**Material shown**
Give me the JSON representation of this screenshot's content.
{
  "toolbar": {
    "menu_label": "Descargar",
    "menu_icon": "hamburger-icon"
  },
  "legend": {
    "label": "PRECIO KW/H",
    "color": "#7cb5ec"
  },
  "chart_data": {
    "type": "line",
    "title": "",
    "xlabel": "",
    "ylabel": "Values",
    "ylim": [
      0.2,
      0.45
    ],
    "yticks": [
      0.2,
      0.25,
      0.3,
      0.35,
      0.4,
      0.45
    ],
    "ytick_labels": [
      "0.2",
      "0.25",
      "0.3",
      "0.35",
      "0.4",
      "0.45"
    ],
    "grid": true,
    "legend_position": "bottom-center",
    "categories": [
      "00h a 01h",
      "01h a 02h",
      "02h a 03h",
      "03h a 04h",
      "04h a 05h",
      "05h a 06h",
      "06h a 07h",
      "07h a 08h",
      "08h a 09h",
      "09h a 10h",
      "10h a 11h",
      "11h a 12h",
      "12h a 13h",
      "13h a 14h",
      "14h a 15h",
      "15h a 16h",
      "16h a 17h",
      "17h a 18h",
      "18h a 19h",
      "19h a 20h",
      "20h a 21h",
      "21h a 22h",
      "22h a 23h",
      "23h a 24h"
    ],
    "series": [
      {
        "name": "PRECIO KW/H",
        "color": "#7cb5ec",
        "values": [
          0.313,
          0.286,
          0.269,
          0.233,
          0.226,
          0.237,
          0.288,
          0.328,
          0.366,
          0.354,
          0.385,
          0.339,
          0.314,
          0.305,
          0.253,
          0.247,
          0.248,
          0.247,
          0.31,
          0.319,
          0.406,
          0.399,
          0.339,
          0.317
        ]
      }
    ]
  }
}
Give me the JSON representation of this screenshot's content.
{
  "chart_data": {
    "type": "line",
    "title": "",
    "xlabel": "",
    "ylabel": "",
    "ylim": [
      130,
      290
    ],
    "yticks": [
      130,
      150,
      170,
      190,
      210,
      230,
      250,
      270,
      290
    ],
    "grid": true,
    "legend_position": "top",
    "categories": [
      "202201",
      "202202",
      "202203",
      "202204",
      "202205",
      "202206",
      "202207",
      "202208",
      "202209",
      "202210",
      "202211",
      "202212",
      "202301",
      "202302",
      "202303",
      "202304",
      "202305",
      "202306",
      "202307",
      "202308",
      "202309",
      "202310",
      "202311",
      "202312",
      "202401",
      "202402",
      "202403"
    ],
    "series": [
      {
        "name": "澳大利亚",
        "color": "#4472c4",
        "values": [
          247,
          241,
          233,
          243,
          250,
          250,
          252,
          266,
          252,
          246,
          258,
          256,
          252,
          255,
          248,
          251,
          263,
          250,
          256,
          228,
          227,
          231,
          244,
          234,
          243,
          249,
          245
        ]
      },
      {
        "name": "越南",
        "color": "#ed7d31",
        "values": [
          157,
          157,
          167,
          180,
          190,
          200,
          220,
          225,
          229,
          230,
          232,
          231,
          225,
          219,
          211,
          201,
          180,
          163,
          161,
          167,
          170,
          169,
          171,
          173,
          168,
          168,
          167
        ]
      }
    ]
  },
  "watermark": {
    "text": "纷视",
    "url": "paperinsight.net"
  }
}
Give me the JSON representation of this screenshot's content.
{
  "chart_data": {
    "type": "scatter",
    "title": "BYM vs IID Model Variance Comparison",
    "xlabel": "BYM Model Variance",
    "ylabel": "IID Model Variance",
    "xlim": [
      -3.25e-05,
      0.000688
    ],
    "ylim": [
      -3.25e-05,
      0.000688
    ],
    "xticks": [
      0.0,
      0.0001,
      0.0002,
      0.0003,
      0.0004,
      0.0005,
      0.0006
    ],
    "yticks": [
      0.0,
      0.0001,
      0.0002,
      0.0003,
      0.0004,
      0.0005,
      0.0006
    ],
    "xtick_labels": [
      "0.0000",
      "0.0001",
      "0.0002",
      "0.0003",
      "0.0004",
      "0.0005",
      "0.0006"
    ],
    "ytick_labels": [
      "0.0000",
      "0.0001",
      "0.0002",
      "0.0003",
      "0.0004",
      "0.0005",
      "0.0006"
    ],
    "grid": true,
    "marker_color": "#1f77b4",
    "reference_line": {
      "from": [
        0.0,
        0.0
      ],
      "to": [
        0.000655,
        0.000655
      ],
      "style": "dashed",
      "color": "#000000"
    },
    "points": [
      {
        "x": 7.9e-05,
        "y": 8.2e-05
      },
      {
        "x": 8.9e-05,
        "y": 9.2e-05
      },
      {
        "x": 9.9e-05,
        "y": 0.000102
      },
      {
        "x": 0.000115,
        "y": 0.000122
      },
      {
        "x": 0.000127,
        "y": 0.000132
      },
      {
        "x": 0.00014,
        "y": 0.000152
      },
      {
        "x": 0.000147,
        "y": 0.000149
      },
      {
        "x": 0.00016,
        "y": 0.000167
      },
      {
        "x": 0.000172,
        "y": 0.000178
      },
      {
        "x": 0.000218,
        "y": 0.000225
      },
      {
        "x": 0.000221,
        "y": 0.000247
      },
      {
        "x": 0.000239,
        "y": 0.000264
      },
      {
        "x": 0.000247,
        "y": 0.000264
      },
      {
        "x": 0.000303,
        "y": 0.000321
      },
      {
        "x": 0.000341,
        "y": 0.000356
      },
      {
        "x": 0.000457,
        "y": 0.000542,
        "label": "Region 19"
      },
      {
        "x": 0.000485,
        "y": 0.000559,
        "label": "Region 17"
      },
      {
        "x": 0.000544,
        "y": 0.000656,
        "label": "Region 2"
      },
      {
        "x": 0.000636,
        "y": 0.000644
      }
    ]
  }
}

**Problem statement**
Please repeat the material above, word for word and in full.

**Answer to this task**
Give me the JSON representation of this screenshot's content.
{
  "toolbar": {
    "menu_label": "Descargar",
    "menu_icon": "hamburger-icon"
  },
  "legend": {
    "label": "PRECIO KW/H",
    "color": "#7cb5ec"
  },
  "chart_data": {
    "type": "line",
    "title": "",
    "xlabel": "",
    "ylabel": "Values",
    "ylim": [
      0.2,
      0.45
    ],
    "yticks": [
      0.2,
      0.25,
      0.3,
      0.35,
      0.4,
      0.45
    ],
    "ytick_labels": [
      "0.2",
      "0.25",
      "0.3",
      "0.35",
      "0.4",
      "0.45"
    ],
    "grid": true,
    "legend_position": "bottom-center",
    "categories": [
      "00h a 01h",
      "01h a 02h",
      "02h a 03h",
      "03h a 04h",
      "04h a 05h",
      "05h a 06h",
      "06h a 07h",
      "07h a 08h",
      "08h a 09h",
      "09h a 10h",
      "10h a 11h",
      "11h a 12h",
      "12h a 13h",
      "13h a 14h",
      "14h a 15h",
      "15h a 16h",
      "16h a 17h",
      "17h a 18h",
      "18h a 19h",
      "19h a 20h",
      "20h a 21h",
      "21h a 22h",
      "22h a 23h",
      "23h a 24h"
    ],
    "series": [
      {
        "name": "PRECIO KW/H",
        "color": "#7cb5ec",
        "values": [
          0.313,
          0.286,
          0.269,
          0.233,
          0.226,
          0.237,
          0.288,
          0.328,
          0.366,
          0.354,
          0.385,
          0.339,
          0.314,
          0.305,
          0.253,
          0.247,
          0.248,
          0.247,
          0.31,
          0.319,
          0.406,
          0.399,
          0.339,
          0.317
        ]
      }
    ]
  }
}
Give me the JSON representation of this screenshot's content.
{
  "chart_data": {
    "type": "line",
    "title": "",
    "xlabel": "",
    "ylabel": "",
    "ylim": [
      130,
      290
    ],
    "yticks": [
      130,
      150,
      170,
      190,
      210,
      230,
      250,
      270,
      290
    ],
    "grid": true,
    "legend_position": "top",
    "categories": [
      "202201",
      "202202",
      "202203",
      "202204",
      "202205",
      "202206",
      "202207",
      "202208",
      "202209",
      "202210",
      "202211",
      "202212",
      "202301",
      "202302",
      "202303",
      "202304",
      "202305",
      "202306",
      "202307",
      "202308",
      "202309",
      "202310",
      "202311",
      "202312",
      "202401",
      "202402",
      "202403"
    ],
    "series": [
      {
        "name": "澳大利亚",
        "color": "#4472c4",
        "values": [
          247,
          241,
          233,
          243,
          250,
          250,
          252,
          266,
          252,
          246,
          258,
          256,
          252,
          255,
          248,
          251,
          263,
          250,
          256,
          228,
          227,
          231,
          244,
          234,
          243,
          249,
          245
        ]
      },
      {
        "name": "越南",
        "color": "#ed7d31",
        "values": [
          157,
          157,
          167,
          180,
          190,
          200,
          220,
          225,
          229,
          230,
          232,
          231,
          225,
          219,
          211,
          201,
          180,
          163,
          161,
          167,
          170,
          169,
          171,
          173,
          168,
          168,
          167
        ]
      }
    ]
  },
  "watermark": {
    "text": "纷视",
    "url": "paperinsight.net"
  }
}
Give me the JSON representation of this screenshot's content.
{
  "chart_data": {
    "type": "scatter",
    "title": "BYM vs IID Model Variance Comparison",
    "xlabel": "BYM Model Variance",
    "ylabel": "IID Model Variance",
    "xlim": [
      -3.25e-05,
      0.000688
    ],
    "ylim": [
      -3.25e-05,
      0.000688
    ],
    "xticks": [
      0.0,
      0.0001,
      0.0002,
      0.0003,
      0.0004,
      0.0005,
      0.0006
    ],
    "yticks": [
      0.0,
      0.0001,
      0.0002,
      0.0003,
      0.0004,
      0.0005,
      0.0006
    ],
    "xtick_labels": [
      "0.0000",
      "0.0001",
      "0.0002",
      "0.0003",
      "0.0004",
      "0.0005",
      "0.0006"
    ],
    "ytick_labels": [
      "0.0000",
      "0.0001",
      "0.0002",
      "0.0003",
      "0.0004",
      "0.0005",
      "0.0006"
    ],
    "grid": true,
    "marker_color": "#1f77b4",
    "reference_line": {
      "from": [
        0.0,
        0.0
      ],
      "to": [
        0.000655,
        0.000655
      ],
      "style": "dashed",
      "color": "#000000"
    },
    "points": [
      {
        "x": 7.9e-05,
        "y": 8.2e-05
      },
      {
        "x": 8.9e-05,
        "y": 9.2e-05
      },
      {
        "x": 9.9e-05,
        "y": 0.000102
      },
      {
        "x": 0.000115,
        "y": 0.000122
      },
      {
        "x": 0.000127,
        "y": 0.000132
      },
      {
        "x": 0.00014,
        "y": 0.000152
      },
      {
        "x": 0.000147,
        "y": 0.000149
      },
      {
        "x": 0.00016,
        "y": 0.000167
      },
      {
        "x": 0.000172,
        "y": 0.000178
      },
      {
        "x": 0.000218,
        "y": 0.000225
      },
      {
        "x": 0.000221,
        "y": 0.000247
      },
      {
        "x": 0.000239,
        "y": 0.000264
      },
      {
        "x": 0.000247,
        "y": 0.000264
      },
      {
        "x": 0.000303,
        "y": 0.000321
      },
      {
        "x": 0.000341,
        "y": 0.000356
      },
      {
        "x": 0.000457,
        "y": 0.000542,
        "label": "Region 19"
      },
      {
        "x": 0.000485,
        "y": 0.000559,
        "label": "Region 17"
      },
      {
        "x": 0.000544,
        "y": 0.000656,
        "label": "Region 2"
      },
      {
        "x": 0.000636,
        "y": 0.000644
      }
    ]
  }
}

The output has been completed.